(Dataset rows about figures)
* begin *
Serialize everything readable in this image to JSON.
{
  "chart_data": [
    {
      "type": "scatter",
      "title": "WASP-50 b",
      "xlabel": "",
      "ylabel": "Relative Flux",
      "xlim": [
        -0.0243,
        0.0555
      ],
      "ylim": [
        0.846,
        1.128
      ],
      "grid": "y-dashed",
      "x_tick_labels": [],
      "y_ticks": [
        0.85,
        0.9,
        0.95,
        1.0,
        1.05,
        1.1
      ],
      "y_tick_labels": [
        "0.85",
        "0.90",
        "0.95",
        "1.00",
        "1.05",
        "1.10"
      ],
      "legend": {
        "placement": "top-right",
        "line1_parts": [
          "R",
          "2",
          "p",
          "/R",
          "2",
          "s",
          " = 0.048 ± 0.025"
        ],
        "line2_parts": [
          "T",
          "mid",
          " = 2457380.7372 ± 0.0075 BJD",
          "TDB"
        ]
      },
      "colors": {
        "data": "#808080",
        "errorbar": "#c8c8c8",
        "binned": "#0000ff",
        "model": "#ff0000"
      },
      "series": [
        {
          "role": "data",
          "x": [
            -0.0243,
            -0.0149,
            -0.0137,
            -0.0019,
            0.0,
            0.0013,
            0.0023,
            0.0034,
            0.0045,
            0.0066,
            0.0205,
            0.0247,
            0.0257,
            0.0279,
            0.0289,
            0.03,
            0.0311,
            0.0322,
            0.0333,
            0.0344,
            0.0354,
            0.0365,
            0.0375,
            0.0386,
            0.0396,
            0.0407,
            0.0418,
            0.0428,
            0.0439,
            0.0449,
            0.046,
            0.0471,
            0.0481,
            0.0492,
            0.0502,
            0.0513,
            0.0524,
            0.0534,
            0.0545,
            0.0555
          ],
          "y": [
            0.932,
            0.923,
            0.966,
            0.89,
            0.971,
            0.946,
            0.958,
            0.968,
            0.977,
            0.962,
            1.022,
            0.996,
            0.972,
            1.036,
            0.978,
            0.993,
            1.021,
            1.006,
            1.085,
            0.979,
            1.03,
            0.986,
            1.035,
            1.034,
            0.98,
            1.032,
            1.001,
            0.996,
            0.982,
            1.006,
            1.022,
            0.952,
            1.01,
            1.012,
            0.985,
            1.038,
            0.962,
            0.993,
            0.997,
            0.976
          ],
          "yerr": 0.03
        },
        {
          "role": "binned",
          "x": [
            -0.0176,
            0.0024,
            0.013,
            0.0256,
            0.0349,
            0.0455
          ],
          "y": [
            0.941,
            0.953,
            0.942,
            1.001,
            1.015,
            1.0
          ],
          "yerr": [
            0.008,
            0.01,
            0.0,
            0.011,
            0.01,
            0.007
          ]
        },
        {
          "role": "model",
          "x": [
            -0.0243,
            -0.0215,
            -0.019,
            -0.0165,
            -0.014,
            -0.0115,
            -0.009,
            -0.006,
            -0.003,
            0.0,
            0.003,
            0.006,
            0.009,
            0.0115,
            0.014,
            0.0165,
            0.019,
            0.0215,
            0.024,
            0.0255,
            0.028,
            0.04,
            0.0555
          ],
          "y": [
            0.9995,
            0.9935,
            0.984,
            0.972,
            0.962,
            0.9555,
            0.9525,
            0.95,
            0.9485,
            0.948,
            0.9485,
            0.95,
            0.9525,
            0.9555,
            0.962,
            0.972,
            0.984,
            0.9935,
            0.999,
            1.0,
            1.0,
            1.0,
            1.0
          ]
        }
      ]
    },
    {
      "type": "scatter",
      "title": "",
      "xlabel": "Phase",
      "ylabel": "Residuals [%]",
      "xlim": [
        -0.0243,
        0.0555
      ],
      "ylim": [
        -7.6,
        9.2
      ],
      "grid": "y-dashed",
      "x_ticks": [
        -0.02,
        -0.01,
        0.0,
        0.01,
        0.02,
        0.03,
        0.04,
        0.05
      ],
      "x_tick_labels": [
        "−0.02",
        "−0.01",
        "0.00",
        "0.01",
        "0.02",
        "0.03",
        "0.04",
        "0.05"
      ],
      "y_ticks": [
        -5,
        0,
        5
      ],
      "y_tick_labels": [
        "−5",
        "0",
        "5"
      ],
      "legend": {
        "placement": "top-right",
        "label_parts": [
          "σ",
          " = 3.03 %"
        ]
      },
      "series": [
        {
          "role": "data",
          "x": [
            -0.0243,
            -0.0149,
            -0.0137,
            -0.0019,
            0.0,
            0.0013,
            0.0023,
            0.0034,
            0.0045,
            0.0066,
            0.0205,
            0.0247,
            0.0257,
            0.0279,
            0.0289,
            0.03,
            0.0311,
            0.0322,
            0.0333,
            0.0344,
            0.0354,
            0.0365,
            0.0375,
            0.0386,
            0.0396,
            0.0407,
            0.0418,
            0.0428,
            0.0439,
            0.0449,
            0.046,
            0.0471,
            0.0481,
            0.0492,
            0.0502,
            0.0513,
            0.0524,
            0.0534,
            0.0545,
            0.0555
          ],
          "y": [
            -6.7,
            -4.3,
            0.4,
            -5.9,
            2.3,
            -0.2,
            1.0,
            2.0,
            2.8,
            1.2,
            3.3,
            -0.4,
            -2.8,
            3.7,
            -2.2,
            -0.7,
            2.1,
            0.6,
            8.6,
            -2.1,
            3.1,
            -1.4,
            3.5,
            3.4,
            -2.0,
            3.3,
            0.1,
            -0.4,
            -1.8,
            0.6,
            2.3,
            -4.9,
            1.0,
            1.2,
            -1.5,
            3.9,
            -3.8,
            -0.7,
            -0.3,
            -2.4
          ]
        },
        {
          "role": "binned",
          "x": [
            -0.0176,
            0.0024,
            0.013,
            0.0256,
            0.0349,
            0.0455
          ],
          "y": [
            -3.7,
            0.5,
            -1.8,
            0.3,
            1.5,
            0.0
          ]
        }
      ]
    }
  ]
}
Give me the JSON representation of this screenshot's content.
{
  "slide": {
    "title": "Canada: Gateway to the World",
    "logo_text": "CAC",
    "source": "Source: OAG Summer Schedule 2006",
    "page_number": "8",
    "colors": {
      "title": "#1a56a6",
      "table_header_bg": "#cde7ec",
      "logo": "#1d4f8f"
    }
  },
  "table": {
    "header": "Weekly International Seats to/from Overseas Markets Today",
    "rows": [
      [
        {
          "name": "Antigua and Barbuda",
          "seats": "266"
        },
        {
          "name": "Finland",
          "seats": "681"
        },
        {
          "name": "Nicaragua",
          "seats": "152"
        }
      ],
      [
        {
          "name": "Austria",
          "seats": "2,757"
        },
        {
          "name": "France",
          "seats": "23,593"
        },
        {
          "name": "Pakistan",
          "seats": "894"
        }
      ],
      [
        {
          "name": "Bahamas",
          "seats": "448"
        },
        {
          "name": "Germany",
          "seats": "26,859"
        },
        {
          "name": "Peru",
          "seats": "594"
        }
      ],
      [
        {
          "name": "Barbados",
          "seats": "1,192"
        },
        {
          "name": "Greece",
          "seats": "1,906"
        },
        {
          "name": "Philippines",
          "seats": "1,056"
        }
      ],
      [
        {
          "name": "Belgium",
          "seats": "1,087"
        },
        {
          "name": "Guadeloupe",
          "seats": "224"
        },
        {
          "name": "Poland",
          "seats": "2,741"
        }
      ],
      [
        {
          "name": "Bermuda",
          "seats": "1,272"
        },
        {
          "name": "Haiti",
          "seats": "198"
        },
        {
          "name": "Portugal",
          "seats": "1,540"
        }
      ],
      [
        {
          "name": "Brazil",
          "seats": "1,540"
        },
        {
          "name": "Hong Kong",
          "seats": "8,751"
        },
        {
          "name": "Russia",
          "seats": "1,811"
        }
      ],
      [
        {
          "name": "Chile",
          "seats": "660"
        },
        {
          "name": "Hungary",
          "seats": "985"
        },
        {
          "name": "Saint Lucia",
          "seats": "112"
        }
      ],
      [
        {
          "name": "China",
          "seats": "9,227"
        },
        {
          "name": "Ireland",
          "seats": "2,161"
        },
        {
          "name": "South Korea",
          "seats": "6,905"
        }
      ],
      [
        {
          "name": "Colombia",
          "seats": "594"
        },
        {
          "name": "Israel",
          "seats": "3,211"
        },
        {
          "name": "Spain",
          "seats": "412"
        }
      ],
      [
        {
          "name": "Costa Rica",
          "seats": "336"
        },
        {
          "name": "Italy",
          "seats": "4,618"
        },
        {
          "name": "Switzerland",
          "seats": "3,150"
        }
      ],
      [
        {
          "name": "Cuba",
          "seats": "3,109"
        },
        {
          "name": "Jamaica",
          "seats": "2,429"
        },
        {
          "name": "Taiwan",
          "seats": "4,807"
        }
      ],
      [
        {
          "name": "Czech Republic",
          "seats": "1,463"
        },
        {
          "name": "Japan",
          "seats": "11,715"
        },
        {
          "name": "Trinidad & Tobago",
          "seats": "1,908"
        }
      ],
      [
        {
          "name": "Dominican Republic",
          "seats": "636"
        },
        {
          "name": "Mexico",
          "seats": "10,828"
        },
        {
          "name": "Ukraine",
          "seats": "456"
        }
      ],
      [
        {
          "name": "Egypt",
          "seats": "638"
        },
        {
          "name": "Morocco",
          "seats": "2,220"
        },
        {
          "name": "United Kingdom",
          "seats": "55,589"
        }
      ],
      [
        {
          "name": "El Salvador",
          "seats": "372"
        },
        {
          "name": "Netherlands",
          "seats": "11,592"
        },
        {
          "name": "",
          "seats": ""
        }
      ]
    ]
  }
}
* end *
Exercise requirements: Show all lines from the data above in which the word "this" appears.

The response:
Serialize everything readable in this image to JSON.
Give me the JSON representation of this screenshot's content.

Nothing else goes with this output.